#### [WORK REQUIRED]
Will you print the material below without altering a single character?

BEGIN MATERIAL TO PROCESS

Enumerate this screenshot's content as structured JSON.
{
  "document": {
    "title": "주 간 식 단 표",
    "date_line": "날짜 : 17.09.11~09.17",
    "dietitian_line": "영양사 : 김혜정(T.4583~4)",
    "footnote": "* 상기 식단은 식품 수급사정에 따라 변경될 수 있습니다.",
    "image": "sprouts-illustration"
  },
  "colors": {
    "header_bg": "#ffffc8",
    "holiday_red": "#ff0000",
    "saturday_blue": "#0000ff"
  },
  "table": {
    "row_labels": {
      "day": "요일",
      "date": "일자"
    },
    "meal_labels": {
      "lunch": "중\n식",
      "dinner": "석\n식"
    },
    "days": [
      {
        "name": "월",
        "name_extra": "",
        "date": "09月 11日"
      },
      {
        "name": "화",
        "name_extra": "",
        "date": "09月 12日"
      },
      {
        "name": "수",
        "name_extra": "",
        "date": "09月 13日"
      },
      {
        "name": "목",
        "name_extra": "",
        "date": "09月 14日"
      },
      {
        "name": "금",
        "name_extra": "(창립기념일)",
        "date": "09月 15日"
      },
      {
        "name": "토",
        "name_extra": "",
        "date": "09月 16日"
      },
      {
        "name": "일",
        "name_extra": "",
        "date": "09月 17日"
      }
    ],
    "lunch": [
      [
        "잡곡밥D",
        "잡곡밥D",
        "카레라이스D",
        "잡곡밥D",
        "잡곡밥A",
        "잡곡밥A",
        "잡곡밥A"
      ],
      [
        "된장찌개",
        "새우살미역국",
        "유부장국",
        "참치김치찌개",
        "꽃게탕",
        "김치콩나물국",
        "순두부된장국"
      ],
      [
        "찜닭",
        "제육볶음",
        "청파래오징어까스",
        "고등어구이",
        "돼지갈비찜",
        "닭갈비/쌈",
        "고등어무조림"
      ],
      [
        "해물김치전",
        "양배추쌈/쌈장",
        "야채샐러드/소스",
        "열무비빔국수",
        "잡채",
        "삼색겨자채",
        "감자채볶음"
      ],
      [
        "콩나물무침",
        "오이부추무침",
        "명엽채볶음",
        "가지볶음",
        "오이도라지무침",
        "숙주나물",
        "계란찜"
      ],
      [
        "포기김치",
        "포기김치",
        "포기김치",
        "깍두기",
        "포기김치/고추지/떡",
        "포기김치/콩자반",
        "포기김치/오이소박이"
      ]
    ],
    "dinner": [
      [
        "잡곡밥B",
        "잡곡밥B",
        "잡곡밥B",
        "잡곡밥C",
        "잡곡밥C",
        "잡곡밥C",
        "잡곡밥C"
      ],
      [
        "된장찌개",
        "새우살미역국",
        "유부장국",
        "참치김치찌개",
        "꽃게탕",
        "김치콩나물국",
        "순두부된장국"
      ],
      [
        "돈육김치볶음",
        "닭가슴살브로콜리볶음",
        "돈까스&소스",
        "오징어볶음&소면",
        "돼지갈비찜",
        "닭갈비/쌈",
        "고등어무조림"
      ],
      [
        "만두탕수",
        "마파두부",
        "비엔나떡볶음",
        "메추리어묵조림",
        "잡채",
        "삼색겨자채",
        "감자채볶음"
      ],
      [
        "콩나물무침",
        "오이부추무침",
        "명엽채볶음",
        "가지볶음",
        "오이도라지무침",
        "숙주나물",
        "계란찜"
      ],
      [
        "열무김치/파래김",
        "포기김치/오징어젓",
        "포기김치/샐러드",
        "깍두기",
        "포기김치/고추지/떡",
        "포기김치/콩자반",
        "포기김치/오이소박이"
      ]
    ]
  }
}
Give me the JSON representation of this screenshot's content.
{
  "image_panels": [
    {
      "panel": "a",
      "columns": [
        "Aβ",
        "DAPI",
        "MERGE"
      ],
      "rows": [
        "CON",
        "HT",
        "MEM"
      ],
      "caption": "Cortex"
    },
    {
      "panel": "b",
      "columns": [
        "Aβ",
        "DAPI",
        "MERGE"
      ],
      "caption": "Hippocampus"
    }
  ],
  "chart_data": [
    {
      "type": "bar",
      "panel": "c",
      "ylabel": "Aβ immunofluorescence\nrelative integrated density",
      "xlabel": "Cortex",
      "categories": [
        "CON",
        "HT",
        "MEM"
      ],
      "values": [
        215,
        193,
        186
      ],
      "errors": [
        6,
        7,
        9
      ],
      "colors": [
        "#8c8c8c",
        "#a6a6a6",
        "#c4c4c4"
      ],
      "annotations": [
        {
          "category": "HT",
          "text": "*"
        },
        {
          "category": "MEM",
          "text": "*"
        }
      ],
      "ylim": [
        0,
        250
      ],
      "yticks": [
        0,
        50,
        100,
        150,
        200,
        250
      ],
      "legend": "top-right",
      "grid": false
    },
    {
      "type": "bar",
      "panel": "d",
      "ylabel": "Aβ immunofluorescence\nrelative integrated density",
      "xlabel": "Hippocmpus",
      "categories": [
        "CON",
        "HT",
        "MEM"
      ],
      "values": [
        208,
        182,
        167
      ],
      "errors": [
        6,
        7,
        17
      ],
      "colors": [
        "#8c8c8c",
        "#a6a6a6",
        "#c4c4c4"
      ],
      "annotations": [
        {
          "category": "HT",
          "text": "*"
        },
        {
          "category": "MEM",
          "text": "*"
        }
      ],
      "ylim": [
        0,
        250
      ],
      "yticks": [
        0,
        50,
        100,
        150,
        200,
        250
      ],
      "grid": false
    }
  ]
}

END MATERIAL TO PROCESS

#### [FINAL RESULT]
Enumerate this screenshot's content as structured JSON.
{
  "document": {
    "title": "주 간 식 단 표",
    "date_line": "날짜 : 17.09.11~09.17",
    "dietitian_line": "영양사 : 김혜정(T.4583~4)",
    "footnote": "* 상기 식단은 식품 수급사정에 따라 변경될 수 있습니다.",
    "image": "sprouts-illustration"
  },
  "colors": {
    "header_bg": "#ffffc8",
    "holiday_red": "#ff0000",
    "saturday_blue": "#0000ff"
  },
  "table": {
    "row_labels": {
      "day": "요일",
      "date": "일자"
    },
    "meal_labels": {
      "lunch": "중\n식",
      "dinner": "석\n식"
    },
    "days": [
      {
        "name": "월",
        "name_extra": "",
        "date": "09月 11日"
      },
      {
        "name": "화",
        "name_extra": "",
        "date": "09月 12日"
      },
      {
        "name": "수",
        "name_extra": "",
        "date": "09月 13日"
      },
      {
        "name": "목",
        "name_extra": "",
        "date": "09月 14日"
      },
      {
        "name": "금",
        "name_extra": "(창립기념일)",
        "date": "09月 15日"
      },
      {
        "name": "토",
        "name_extra": "",
        "date": "09月 16日"
      },
      {
        "name": "일",
        "name_extra": "",
        "date": "09月 17日"
      }
    ],
    "lunch": [
      [
        "잡곡밥D",
        "잡곡밥D",
        "카레라이스D",
        "잡곡밥D",
        "잡곡밥A",
        "잡곡밥A",
        "잡곡밥A"
      ],
      [
        "된장찌개",
        "새우살미역국",
        "유부장국",
        "참치김치찌개",
        "꽃게탕",
        "김치콩나물국",
        "순두부된장국"
      ],
      [
        "찜닭",
        "제육볶음",
        "청파래오징어까스",
        "고등어구이",
        "돼지갈비찜",
        "닭갈비/쌈",
        "고등어무조림"
      ],
      [
        "해물김치전",
        "양배추쌈/쌈장",
        "야채샐러드/소스",
        "열무비빔국수",
        "잡채",
        "삼색겨자채",
        "감자채볶음"
      ],
      [
        "콩나물무침",
        "오이부추무침",
        "명엽채볶음",
        "가지볶음",
        "오이도라지무침",
        "숙주나물",
        "계란찜"
      ],
      [
        "포기김치",
        "포기김치",
        "포기김치",
        "깍두기",
        "포기김치/고추지/떡",
        "포기김치/콩자반",
        "포기김치/오이소박이"
      ]
    ],
    "dinner": [
      [
        "잡곡밥B",
        "잡곡밥B",
        "잡곡밥B",
        "잡곡밥C",
        "잡곡밥C",
        "잡곡밥C",
        "잡곡밥C"
      ],
      [
        "된장찌개",
        "새우살미역국",
        "유부장국",
        "참치김치찌개",
        "꽃게탕",
        "김치콩나물국",
        "순두부된장국"
      ],
      [
        "돈육김치볶음",
        "닭가슴살브로콜리볶음",
        "돈까스&소스",
        "오징어볶음&소면",
        "돼지갈비찜",
        "닭갈비/쌈",
        "고등어무조림"
      ],
      [
        "만두탕수",
        "마파두부",
        "비엔나떡볶음",
        "메추리어묵조림",
        "잡채",
        "삼색겨자채",
        "감자채볶음"
      ],
      [
        "콩나물무침",
        "오이부추무침",
        "명엽채볶음",
        "가지볶음",
        "오이도라지무침",
        "숙주나물",
        "계란찜"
      ],
      [
        "열무김치/파래김",
        "포기김치/오징어젓",
        "포기김치/샐러드",
        "깍두기",
        "포기김치/고추지/떡",
        "포기김치/콩자반",
        "포기김치/오이소박이"
      ]
    ]
  }
}
Give me the JSON representation of this screenshot's content.
{
  "image_panels": [
    {
      "panel": "a",
      "columns": [
        "Aβ",
        "DAPI",
        "MERGE"
      ],
      "rows": [
        "CON",
        "HT",
        "MEM"
      ],
      "caption": "Cortex"
    },
    {
      "panel": "b",
      "columns": [
        "Aβ",
        "DAPI",
        "MERGE"
      ],
      "caption": "Hippocampus"
    }
  ],
  "chart_data": [
    {
      "type": "bar",
      "panel": "c",
      "ylabel": "Aβ immunofluorescence\nrelative integrated density",
      "xlabel": "Cortex",
      "categories": [
        "CON",
        "HT",
        "MEM"
      ],
      "values": [
        215,
        193,
        186
      ],
      "errors": [
        6,
        7,
        9
      ],
      "colors": [
        "#8c8c8c",
        "#a6a6a6",
        "#c4c4c4"
      ],
      "annotations": [
        {
          "category": "HT",
          "text": "*"
        },
        {
          "category": "MEM",
          "text": "*"
        }
      ],
      "ylim": [
        0,
        250
      ],
      "yticks": [
        0,
        50,
        100,
        150,
        200,
        250
      ],
      "legend": "top-right",
      "grid": false
    },
    {
      "type": "bar",
      "panel": "d",
      "ylabel": "Aβ immunofluorescence\nrelative integrated density",
      "xlabel": "Hippocmpus",
      "categories": [
        "CON",
        "HT",
        "MEM"
      ],
      "values": [
        208,
        182,
        167
      ],
      "errors": [
        6,
        7,
        17
      ],
      "colors": [
        "#8c8c8c",
        "#a6a6a6",
        "#c4c4c4"
      ],
      "annotations": [
        {
          "category": "HT",
          "text": "*"
        },
        {
          "category": "MEM",
          "text": "*"
        }
      ],
      "ylim": [
        0,
        250
      ],
      "yticks": [
        0,
        50,
        100,
        150,
        200,
        250
      ],
      "grid": false
    }
  ]
}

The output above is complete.